## [Trecho da fonte]
════
Ellen Richey, chefe de riscos e políticas públicas da Visa, fala sobre as estratégias de segurança da empresa
São Paulo – Cada vez que você usar seu cartão Visa para uma compra, lembre com carinho de Ellen Richey. Ela é vice-presidente do conselho da Visa e responsável pelas áreas de risco e políticas públicas da empresa. Em poucas linhas, o trabalho de Richey e sua equipe envolve garantir que o futuro (e o presente) dos pagamentos seja o mais seguro possível.
“Se você quiser dizer que meu trabalho é deixar o futuro seguro, eu vou adorar. Mas temos problemas do passado com os quais ainda temos que lidar”, disse Richey em entrevista. A referência ao passado é por conta da transição entre cartões de fita magnética para aqueles com chip que vem acontecendo nos EUA–um movimento bastante tardio, aliás.
════
## [Dados disponíveis]
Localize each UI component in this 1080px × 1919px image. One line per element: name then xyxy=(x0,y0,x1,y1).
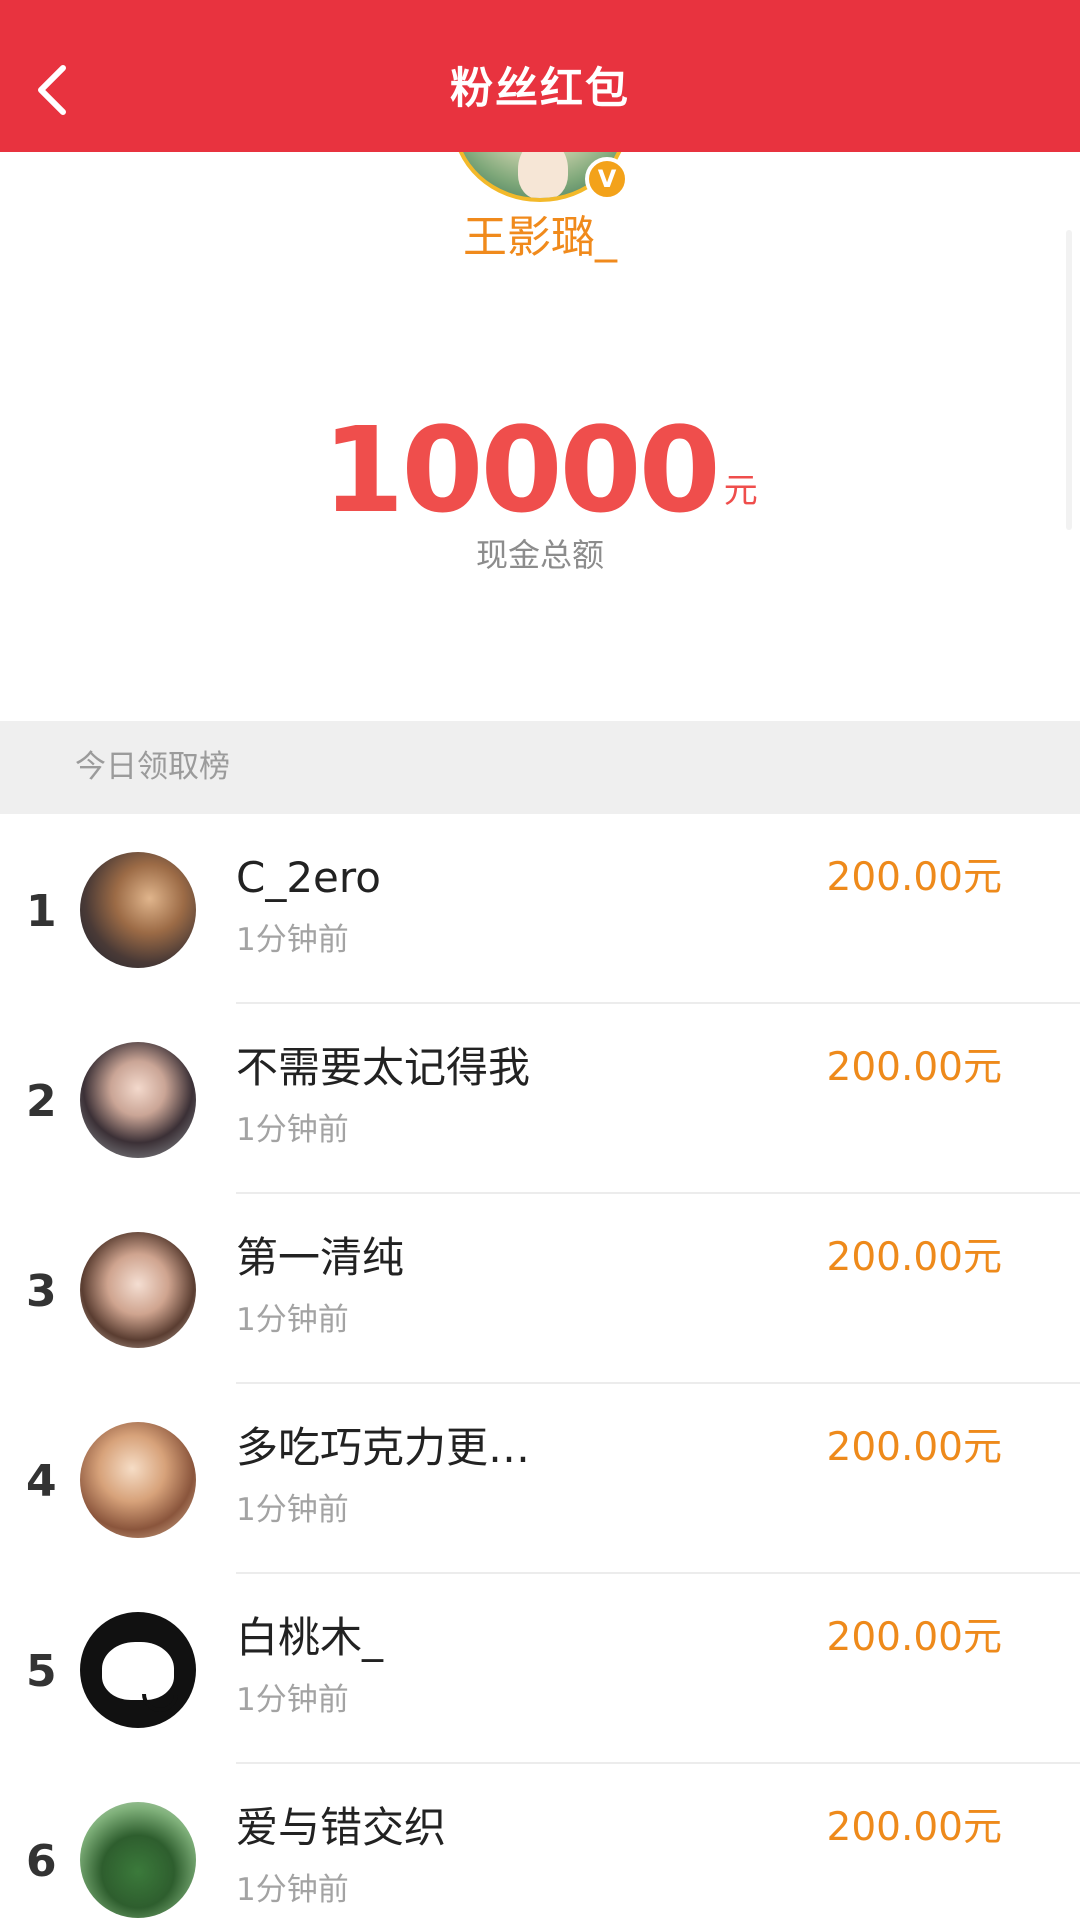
════
## [Lista de exercícios]
- a) Com base no trecho sobre Ellen Richey, responda:
(i) Que cargo Ellen Richey ocupa no conselho da Visa?
(ii) Por quais áreas da empresa ela é responsável?
(iii) A que transição se refere a menção ao passado?
- b) Liste todos os nomes próprios distintos que aparecem no trecho sobre Ellen Richey, contando uma única vez cada pessoa, empresa ou lugar.
- c) Retome o trecho sobre Ellen Richey e dê continuidade a ele logo após a última frase.

## [Respostas a seguir]
- a)
(i) Vice-presidente do conselho.
(ii) Risco e políticas públicas.
(iii) À transição, nos EUA, de cartões de fita magnética para cartões com chip.

- b) Ellen Richey, Visa, São Paulo, EUA

- c)
O trabalho da executiva envolve pensar maneiras de definir a segurança dos dados de forma que isso seja eficaz em mercados desenvolvidos como europeu e norte-americano e também para países em desenvolvimento. Negócios: Cinco ações para proteger os dados de sua empresa
Veja abaixo os melhores momentos da conversa que EXAME.com teve com a executiva em uma passagem recente pelo Brasil.
EXAME.com: A cadeia de pagamentos hoje está mais preocupada com segurança?
Ellen Richey: Globalmente existe uma preocupação maior, mas ainda varia de acordo com o país. Recentemente, tivemos vazamentos de dados nos Estados Unidos. Isso traz maior atenção aos membros da cadeia de pagamentos e para o que pode ser feito para prevenir problemas no futuro.
Ainda temos as novas tecnologias. O mundo está mudando rápido e as pessoas querem acompanhar essas mudanças, mas querem permanecer seguras. Consumidores sabem que cartões são seguros. Mas quando usam um telefone, por exemplo, querem saber se aquele método de pagamento é seguro—e, na verdade, um telefone pode ser ainda mais seguro do que os cartões.
Como esse aumento da atenção sobre a segurança e o aumento do interesse por novas tecnologias afeta seu trabalho na Visa?
Nós recebemos muita atenção (risos).
E isso é bom?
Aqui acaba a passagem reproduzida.